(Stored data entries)

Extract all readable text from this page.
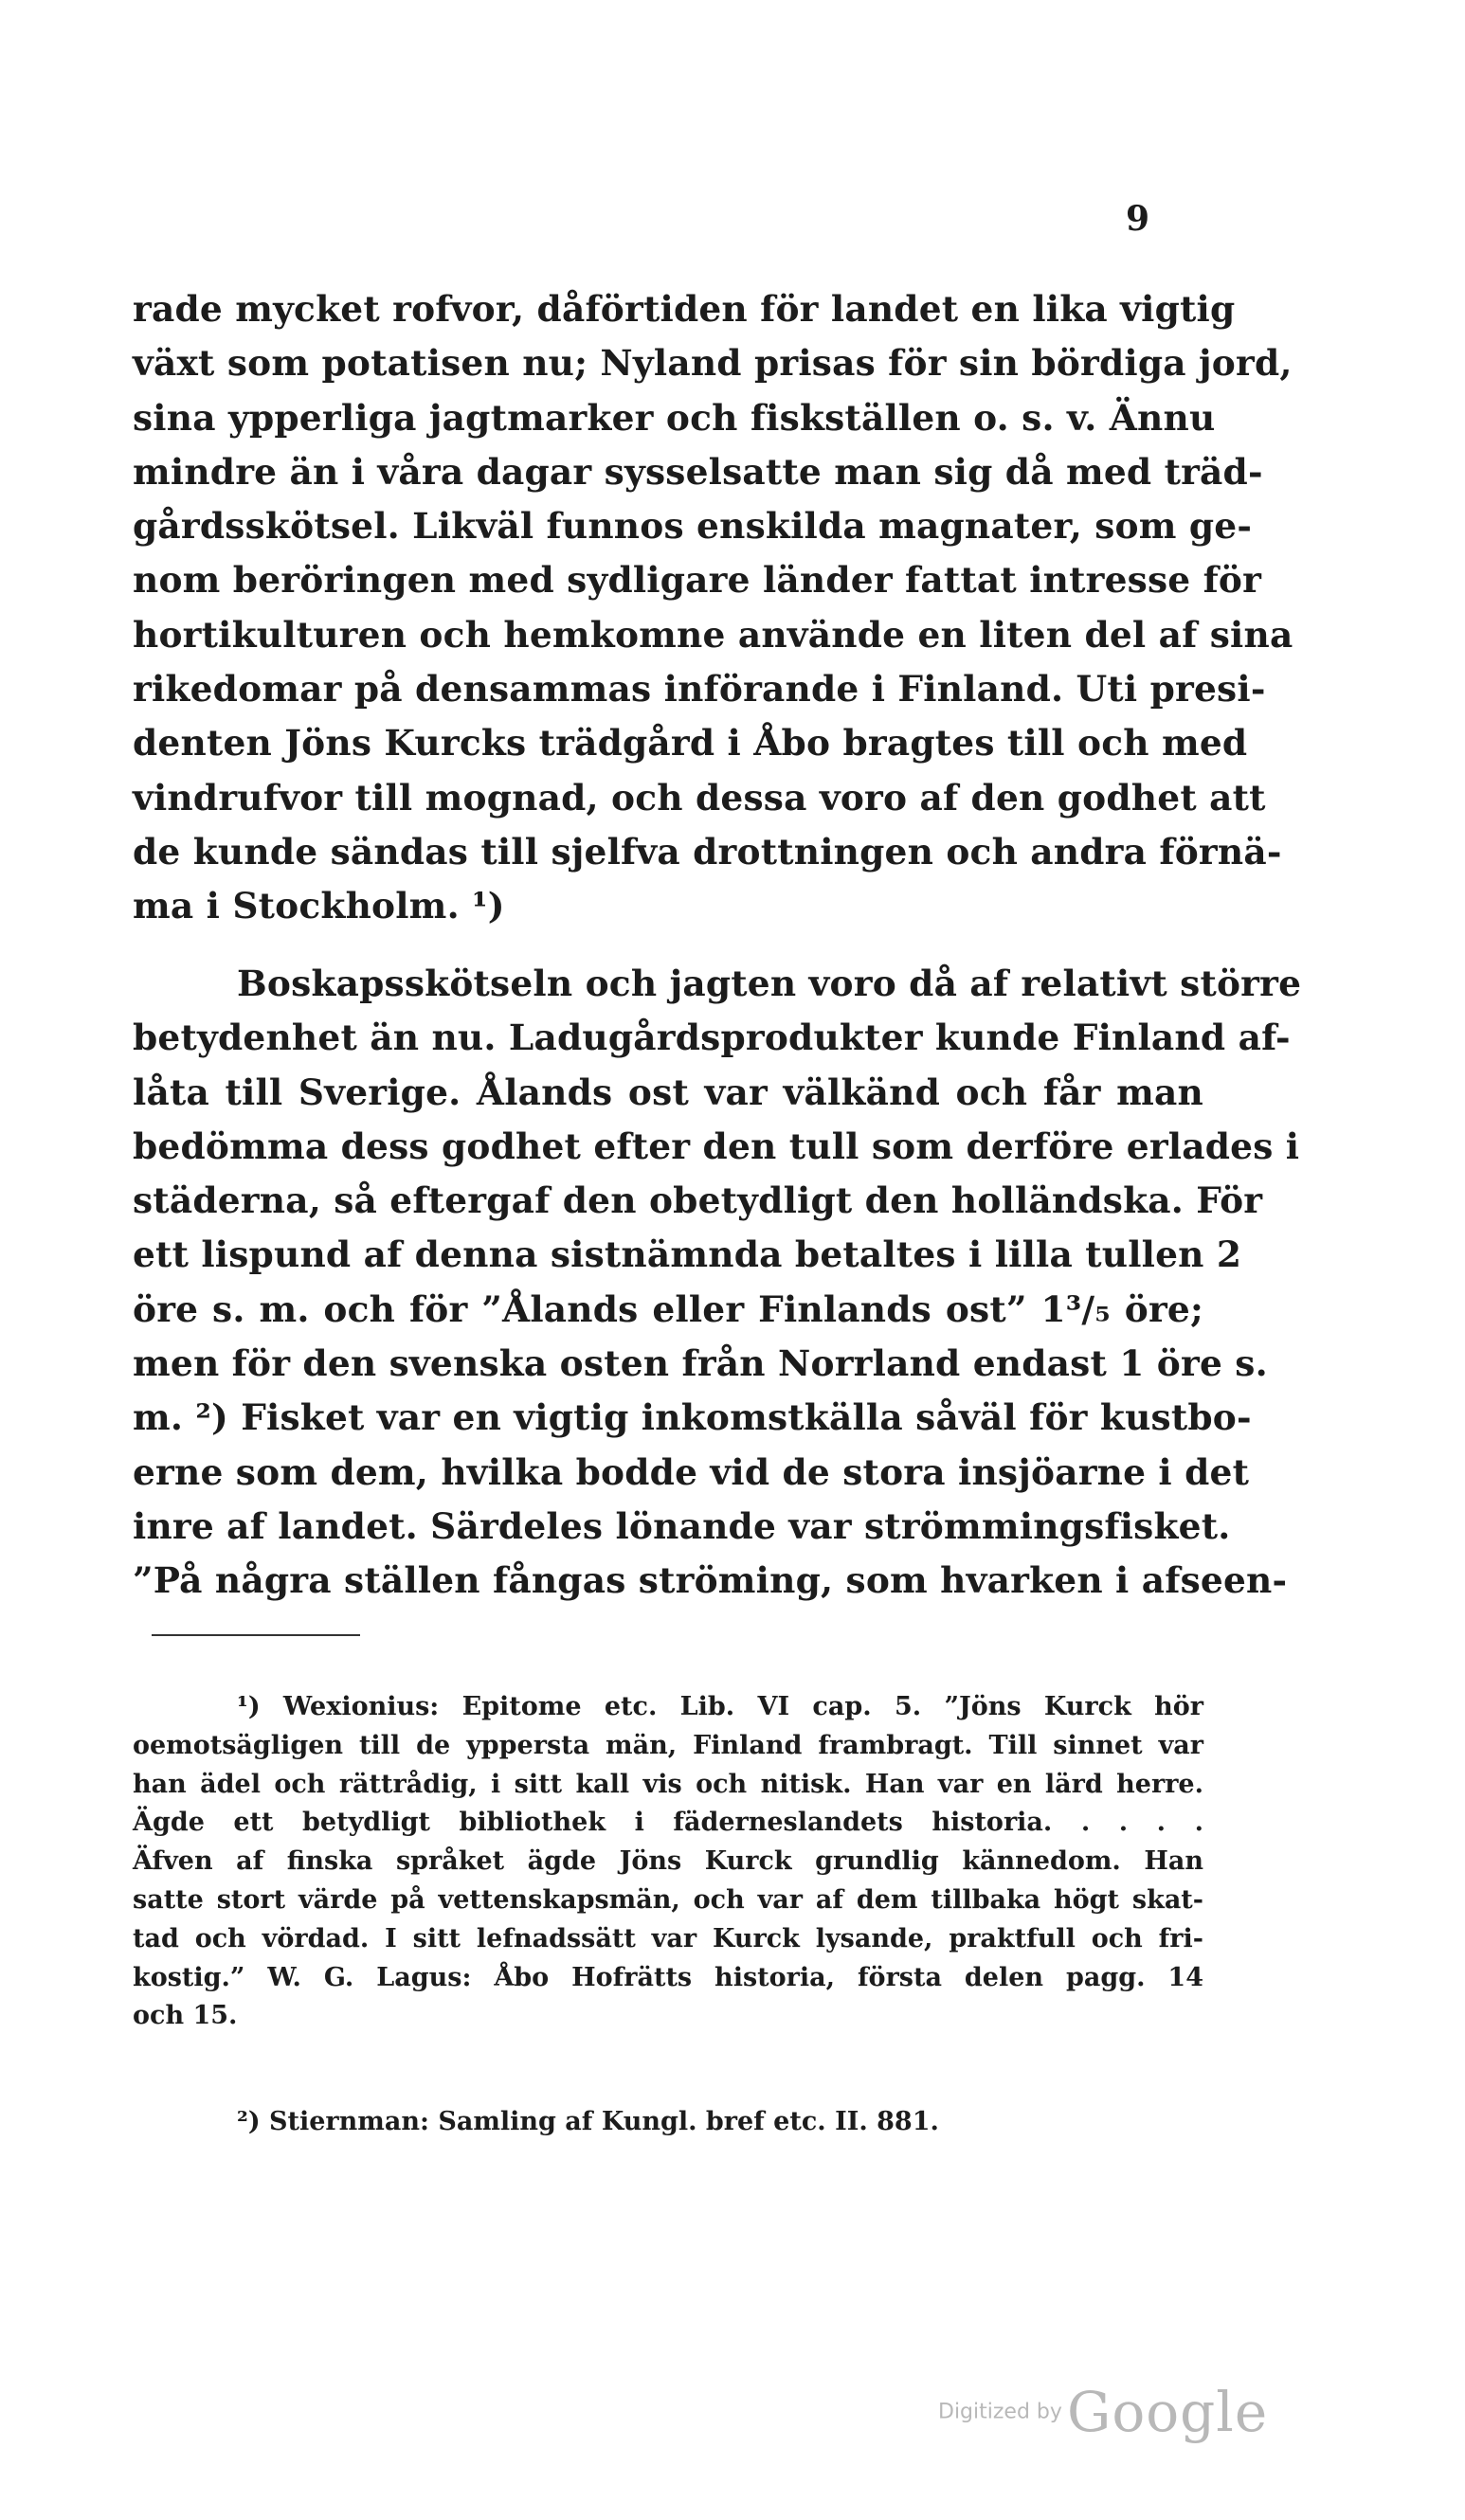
9
rade mycket rofvor, dåförtiden för landet en lika vigtig
växt som potatisen nu; Nyland prisas för sin bördiga jord,
sina ypperliga jagtmarker och fiskställen o. s. v. Ännu
mindre än i våra dagar sysselsatte man sig då med träd-
gårdsskötsel. Likväl funnos enskilda magnater, som ge-
nom beröringen med sydligare länder fattat intresse för
hortikulturen och hemkomne använde en liten del af sina
rikedomar på densammas införande i Finland. Uti presi-
denten Jöns Kurcks trädgård i Åbo bragtes till och med
vindrufvor till mognad, och dessa voro af den godhet att
de kunde sändas till sjelfva drottningen och andra förnä-
ma i Stockholm. ¹)
Boskapsskötseln och jagten voro då af relativt större
betydenhet än nu. Ladugårdsprodukter kunde Finland af-
låta till Sverige. Ålands ost var välkänd och får man
bedömma dess godhet efter den tull som derföre erlades i
städerna, så eftergaf den obetydligt den holländska. För
ett lispund af denna sistnämnda betaltes i lilla tullen 2
öre s. m. och för ”Ålands eller Finlands ost” 1³/₅ öre;
men för den svenska osten från Norrland endast 1 öre s.
m. ²) Fisket var en vigtig inkomstkälla såväl för kustbo-
erne som dem, hvilka bodde vid de stora insjöarne i det
inre af landet. Särdeles lönande var strömmingsfisket.
”På några ställen fångas ströming, som hvarken i afseen-
¹) Wexionius: Epitome etc. Lib. VI cap. 5. ”Jöns Kurck hör
oemotsägligen till de yppersta män, Finland frambragt. Till sinnet var
han ädel och rättrådig, i sitt kall vis och nitisk. Han var en lärd herre.
Ägde ett betydligt bibliothek i fäderneslandets historia. . . . .
Äfven af finska språket ägde Jöns Kurck grundlig kännedom. Han
satte stort värde på vettenskapsmän, och var af dem tillbaka högt skat-
tad och vördad. I sitt lefnadssätt var Kurck lysande, praktfull och fri-
kostig.” W. G. Lagus: Åbo Hofrätts historia, första delen pagg. 14
och 15.
²) Stiernman: Samling af Kungl. bref etc. II. 881.
Digitized by Google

Task directions → Look through the material and say how many lines hold "vigtig". Give the number only.

Output below → 2